Emit only the lines from the line containing "What text is on this page?" through the last line of the entries, unchanged.
*** ENTRIES
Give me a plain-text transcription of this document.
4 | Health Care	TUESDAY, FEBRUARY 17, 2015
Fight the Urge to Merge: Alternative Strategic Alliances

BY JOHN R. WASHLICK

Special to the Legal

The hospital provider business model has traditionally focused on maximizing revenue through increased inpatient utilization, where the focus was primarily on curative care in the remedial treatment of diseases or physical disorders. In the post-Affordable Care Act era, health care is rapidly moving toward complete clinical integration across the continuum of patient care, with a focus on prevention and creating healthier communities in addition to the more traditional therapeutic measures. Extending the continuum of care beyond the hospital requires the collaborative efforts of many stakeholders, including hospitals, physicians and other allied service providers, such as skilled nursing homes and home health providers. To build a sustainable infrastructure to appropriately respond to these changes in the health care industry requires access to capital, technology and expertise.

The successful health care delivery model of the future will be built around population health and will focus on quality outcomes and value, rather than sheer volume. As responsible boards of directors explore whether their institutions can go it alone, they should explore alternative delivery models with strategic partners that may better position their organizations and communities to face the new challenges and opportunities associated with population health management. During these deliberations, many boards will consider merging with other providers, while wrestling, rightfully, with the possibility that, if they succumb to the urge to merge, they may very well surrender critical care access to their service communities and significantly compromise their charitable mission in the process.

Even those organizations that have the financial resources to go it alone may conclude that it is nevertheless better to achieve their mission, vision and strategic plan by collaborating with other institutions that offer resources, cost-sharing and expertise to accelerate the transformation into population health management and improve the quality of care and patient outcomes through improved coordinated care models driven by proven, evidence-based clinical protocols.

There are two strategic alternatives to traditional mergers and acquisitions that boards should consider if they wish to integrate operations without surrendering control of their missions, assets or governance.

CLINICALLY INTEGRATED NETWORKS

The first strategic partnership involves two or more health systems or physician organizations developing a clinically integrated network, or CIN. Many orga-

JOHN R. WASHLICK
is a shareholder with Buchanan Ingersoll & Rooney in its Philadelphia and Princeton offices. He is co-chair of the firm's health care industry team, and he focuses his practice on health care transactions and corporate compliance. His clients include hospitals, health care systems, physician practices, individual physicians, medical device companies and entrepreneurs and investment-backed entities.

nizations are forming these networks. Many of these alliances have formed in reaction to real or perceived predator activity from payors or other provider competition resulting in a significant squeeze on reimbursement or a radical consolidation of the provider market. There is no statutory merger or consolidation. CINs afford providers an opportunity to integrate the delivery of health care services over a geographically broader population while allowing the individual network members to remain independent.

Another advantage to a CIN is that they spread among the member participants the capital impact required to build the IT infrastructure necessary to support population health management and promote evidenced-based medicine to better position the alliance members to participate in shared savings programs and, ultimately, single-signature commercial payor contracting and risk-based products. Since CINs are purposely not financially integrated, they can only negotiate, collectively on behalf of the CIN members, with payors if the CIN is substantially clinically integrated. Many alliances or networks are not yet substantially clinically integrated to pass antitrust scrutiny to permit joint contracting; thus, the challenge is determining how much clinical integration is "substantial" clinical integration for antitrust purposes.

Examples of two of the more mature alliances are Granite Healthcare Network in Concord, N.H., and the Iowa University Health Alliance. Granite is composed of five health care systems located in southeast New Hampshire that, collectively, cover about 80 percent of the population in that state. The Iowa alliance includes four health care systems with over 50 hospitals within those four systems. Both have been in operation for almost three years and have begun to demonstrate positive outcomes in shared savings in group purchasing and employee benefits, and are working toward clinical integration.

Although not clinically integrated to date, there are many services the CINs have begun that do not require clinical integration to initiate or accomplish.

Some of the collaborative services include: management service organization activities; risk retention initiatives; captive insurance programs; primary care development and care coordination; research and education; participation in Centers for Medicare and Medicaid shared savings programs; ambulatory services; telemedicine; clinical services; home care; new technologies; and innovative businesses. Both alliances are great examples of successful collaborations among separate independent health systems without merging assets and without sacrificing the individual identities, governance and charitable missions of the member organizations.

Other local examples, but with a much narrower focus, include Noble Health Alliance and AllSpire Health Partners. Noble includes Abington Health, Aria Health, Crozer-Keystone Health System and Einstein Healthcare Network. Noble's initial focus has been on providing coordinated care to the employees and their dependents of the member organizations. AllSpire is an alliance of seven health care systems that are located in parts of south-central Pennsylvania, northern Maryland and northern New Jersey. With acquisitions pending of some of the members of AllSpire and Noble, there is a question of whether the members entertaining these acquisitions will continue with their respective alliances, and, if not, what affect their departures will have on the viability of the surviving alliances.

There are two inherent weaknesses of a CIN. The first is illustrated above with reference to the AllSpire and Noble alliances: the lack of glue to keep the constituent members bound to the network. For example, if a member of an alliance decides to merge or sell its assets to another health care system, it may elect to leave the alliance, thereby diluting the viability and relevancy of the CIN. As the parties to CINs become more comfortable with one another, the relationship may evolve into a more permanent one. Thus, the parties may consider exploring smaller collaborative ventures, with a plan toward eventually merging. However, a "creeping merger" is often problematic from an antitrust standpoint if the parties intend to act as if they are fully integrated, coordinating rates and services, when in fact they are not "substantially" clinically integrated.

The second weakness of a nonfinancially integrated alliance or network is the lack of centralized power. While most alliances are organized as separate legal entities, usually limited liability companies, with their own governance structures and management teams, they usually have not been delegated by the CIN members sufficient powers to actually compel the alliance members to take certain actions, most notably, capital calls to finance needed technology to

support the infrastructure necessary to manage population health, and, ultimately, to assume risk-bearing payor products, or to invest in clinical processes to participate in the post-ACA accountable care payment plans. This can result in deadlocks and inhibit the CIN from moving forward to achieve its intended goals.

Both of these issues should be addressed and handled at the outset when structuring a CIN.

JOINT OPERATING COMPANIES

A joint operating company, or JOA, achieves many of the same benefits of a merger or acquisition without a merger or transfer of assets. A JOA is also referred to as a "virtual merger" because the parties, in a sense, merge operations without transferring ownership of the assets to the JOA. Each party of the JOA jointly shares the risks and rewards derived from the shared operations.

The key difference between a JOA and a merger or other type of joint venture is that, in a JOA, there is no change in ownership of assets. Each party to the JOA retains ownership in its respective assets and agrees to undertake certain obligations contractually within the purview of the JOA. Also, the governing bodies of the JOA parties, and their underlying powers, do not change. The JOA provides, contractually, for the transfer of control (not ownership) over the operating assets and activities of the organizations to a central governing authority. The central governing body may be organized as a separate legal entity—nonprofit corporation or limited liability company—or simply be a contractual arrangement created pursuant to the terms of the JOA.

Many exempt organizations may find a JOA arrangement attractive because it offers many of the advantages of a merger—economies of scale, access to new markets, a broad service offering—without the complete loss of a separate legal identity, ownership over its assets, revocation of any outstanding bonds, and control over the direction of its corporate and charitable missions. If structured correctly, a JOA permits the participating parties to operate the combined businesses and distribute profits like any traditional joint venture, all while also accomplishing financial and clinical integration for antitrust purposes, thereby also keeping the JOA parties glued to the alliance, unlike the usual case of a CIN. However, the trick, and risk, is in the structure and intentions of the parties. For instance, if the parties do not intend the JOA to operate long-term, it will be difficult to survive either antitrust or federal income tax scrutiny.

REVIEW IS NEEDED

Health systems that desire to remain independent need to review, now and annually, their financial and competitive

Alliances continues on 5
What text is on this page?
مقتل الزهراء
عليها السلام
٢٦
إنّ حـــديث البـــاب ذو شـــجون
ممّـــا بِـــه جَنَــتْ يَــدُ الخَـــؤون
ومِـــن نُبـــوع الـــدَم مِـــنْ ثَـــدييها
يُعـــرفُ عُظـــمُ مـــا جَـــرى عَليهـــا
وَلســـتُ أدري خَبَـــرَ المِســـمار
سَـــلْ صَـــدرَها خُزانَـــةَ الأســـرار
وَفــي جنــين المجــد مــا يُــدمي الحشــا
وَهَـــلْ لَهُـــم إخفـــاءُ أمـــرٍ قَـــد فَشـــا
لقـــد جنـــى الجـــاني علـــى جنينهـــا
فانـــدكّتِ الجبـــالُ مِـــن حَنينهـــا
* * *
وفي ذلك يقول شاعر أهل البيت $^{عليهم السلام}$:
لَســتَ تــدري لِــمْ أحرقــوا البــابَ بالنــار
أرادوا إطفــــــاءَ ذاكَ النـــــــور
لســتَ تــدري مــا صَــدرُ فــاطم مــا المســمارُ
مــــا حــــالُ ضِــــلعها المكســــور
******
# ANSWER TO THIS PROBLEM
What text is on this page?
مقتل الزهراء
عليها السلام
٢٦
إنّ حـــديث البـــاب ذو شـــجون
ممّـــا بِـــه جَنَــتْ يَــدُ الخَـــؤون
ومِـــن نُبـــوع الـــدَم مِـــنْ ثَـــدييها
يُعـــرفُ عُظـــمُ مـــا جَـــرى عَليهـــا
وَلســـتُ أدري خَبَـــرَ المِســـمار
سَـــلْ صَـــدرَها خُزانَـــةَ الأســـرار
وَفــي جنــين المجــد مــا يُــدمي الحشــا
وَهَـــلْ لَهُـــم إخفـــاءُ أمـــرٍ قَـــد فَشـــا
لقـــد جنـــى الجـــاني علـــى جنينهـــا
فانـــدكّتِ الجبـــالُ مِـــن حَنينهـــا
* * *
وفي ذلك يقول شاعر أهل البيت $^{عليهم السلام}$:
لَســتَ تــدري لِــمْ أحرقــوا البــابَ بالنــار
أرادوا إطفــــــاءَ ذاكَ النـــــــور
لســتَ تــدري مــا صَــدرُ فــاطم مــا المســمارُ
مــــا حــــالُ ضِــــلعها المكســــور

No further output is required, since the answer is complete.